#### [YOUR INSTRUCTIONS]
The records below must be duplicated exactly, character for character.

%%

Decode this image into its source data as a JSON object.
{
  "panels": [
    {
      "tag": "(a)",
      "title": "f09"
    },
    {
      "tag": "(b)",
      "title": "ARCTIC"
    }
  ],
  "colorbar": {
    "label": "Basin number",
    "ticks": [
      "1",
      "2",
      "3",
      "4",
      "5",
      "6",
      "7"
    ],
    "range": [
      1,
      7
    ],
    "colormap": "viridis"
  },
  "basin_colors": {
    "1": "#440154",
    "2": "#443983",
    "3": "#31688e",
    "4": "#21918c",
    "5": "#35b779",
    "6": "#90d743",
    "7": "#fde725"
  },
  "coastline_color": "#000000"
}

%%

#### [SOLUTION TO THIS PROBLEM]
Decode this image into its source data as a JSON object.
{
  "panels": [
    {
      "tag": "(a)",
      "title": "f09"
    },
    {
      "tag": "(b)",
      "title": "ARCTIC"
    }
  ],
  "colorbar": {
    "label": "Basin number",
    "ticks": [
      "1",
      "2",
      "3",
      "4",
      "5",
      "6",
      "7"
    ],
    "range": [
      1,
      7
    ],
    "colormap": "viridis"
  },
  "basin_colors": {
    "1": "#440154",
    "2": "#443983",
    "3": "#31688e",
    "4": "#21918c",
    "5": "#35b779",
    "6": "#90d743",
    "7": "#fde725"
  },
  "coastline_color": "#000000"
}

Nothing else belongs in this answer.